Job
List all lines of the data containing the word "Parse".

Data

::::

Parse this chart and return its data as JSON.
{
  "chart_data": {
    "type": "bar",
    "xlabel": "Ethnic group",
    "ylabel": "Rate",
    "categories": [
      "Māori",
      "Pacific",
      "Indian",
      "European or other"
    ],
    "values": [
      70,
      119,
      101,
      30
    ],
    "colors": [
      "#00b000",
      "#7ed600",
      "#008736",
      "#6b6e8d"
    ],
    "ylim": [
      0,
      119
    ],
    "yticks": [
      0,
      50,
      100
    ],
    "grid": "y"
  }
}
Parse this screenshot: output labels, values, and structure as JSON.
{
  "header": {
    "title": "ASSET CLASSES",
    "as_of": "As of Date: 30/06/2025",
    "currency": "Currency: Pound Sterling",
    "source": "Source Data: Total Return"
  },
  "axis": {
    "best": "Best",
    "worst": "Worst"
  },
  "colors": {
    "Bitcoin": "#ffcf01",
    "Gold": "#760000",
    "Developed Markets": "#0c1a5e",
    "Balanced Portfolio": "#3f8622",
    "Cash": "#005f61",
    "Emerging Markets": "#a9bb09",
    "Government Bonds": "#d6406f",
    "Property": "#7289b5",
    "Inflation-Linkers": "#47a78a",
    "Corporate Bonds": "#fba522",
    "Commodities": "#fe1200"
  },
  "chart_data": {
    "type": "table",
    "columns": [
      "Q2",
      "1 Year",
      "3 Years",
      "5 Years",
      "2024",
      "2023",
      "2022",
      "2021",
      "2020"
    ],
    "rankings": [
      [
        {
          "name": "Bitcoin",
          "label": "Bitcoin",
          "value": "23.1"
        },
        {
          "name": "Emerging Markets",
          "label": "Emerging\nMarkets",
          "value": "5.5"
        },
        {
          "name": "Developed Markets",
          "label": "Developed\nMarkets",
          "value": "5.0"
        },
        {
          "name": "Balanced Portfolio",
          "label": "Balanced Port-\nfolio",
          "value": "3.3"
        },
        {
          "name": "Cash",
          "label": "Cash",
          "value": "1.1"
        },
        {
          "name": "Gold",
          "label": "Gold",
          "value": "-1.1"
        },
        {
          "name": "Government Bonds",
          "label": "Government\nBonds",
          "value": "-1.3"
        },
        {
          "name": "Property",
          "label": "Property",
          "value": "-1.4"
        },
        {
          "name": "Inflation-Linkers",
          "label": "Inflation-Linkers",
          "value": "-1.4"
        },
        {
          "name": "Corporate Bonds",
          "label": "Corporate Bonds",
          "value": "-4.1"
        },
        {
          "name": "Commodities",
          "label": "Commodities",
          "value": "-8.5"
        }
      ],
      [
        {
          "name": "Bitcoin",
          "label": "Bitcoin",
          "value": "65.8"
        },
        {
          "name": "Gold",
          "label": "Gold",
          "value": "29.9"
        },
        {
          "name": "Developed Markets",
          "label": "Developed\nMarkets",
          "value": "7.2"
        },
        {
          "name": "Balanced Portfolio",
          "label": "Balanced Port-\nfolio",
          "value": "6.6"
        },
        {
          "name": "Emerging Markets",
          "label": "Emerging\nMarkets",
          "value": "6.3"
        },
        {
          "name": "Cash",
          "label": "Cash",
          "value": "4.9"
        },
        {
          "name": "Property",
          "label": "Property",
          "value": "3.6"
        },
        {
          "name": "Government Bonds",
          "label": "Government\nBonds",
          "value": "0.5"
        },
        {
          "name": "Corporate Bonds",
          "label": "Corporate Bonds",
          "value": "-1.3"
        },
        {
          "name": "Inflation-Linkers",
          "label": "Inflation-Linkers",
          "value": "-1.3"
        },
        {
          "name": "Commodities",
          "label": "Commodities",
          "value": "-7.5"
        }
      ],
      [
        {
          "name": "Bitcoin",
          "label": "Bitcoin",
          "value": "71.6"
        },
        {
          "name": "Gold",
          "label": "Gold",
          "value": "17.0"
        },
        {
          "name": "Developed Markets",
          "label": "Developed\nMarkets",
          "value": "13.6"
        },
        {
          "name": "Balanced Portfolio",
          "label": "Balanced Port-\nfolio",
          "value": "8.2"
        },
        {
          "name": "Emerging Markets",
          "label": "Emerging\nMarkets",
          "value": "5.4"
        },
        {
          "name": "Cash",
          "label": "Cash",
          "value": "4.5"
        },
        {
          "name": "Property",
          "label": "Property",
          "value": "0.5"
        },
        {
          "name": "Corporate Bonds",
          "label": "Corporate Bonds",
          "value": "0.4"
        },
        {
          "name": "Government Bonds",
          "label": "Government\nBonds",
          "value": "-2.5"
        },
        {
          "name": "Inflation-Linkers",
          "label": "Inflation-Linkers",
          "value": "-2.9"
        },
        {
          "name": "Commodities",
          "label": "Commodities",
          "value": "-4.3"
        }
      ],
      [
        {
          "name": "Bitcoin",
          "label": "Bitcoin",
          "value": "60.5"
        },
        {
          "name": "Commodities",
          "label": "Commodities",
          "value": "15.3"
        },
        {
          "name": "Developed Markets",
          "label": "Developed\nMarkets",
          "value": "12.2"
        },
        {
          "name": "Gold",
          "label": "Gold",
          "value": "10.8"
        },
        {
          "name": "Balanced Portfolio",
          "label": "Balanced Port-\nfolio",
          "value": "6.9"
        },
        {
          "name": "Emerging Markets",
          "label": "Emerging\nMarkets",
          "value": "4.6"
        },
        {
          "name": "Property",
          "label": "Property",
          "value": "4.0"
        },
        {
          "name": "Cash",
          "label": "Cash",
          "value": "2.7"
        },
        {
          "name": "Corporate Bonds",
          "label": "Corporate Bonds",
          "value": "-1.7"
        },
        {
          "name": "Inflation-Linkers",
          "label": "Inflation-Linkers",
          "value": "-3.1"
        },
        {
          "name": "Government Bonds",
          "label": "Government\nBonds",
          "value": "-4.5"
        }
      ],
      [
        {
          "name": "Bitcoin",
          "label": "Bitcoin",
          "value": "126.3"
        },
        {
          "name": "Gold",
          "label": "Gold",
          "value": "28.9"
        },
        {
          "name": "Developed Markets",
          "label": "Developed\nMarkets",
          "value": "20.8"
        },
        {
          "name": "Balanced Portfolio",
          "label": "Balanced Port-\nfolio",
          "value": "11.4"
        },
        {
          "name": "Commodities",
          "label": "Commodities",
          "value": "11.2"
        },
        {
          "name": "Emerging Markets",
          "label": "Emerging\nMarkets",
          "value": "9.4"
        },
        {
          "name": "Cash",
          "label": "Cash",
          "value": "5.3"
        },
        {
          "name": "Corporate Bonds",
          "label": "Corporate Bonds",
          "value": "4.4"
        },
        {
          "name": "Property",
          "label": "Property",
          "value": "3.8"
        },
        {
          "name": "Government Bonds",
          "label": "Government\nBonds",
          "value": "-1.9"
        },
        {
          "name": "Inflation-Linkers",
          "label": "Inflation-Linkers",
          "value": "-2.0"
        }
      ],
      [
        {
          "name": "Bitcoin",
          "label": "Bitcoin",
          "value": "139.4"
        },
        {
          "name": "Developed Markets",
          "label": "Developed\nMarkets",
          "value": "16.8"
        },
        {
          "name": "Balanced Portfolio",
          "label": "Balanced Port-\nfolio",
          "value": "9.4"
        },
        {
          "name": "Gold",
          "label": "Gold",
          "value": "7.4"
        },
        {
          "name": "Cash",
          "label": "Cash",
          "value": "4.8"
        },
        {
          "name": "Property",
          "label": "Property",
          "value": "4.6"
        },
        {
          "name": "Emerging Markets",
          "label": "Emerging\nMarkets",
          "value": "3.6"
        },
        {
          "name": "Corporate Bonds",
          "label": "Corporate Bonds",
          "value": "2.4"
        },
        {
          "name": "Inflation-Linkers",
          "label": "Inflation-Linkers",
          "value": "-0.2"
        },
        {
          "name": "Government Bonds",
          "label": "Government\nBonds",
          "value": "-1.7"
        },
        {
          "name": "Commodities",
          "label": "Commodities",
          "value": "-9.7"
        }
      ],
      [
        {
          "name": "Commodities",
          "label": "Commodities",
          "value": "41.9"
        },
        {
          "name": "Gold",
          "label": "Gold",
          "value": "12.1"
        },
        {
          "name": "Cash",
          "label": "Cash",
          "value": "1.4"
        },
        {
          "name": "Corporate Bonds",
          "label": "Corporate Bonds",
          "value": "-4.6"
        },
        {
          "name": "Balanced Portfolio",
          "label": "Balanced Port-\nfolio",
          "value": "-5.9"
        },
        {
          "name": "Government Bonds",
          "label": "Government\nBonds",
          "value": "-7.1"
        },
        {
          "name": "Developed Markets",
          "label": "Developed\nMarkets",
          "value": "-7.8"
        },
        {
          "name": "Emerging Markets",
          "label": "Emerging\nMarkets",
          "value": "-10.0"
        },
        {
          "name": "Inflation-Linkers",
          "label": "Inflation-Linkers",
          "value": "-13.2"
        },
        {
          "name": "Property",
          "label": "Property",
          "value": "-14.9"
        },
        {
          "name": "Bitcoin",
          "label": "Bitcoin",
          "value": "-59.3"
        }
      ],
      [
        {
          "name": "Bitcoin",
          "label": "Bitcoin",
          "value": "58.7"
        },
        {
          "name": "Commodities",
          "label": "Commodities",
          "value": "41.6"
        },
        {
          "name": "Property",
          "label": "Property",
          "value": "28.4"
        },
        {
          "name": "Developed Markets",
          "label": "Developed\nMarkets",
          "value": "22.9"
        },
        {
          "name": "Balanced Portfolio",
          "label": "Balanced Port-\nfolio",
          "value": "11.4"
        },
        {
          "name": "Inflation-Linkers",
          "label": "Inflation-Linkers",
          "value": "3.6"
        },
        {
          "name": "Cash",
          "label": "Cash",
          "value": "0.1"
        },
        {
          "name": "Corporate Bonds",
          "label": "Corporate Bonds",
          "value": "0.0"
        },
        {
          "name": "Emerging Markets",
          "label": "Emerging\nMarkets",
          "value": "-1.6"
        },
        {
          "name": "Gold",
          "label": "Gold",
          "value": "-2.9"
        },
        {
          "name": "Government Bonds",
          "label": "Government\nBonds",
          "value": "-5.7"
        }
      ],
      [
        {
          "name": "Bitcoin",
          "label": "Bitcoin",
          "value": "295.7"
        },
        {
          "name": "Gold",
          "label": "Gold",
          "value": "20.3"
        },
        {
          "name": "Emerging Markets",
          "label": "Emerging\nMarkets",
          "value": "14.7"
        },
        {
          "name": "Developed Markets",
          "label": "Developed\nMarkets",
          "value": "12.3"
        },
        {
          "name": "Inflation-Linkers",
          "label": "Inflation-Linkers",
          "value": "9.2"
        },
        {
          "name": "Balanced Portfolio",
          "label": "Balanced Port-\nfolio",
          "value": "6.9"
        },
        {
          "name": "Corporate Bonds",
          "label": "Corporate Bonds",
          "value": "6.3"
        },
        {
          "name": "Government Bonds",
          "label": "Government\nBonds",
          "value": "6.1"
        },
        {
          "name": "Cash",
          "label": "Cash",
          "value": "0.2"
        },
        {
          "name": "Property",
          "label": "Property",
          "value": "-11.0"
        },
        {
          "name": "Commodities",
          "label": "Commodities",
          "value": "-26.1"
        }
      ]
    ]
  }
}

::::

Finished task
Parse this chart and return its data as JSON.
Parse this screenshot: output labels, values, and structure as JSON.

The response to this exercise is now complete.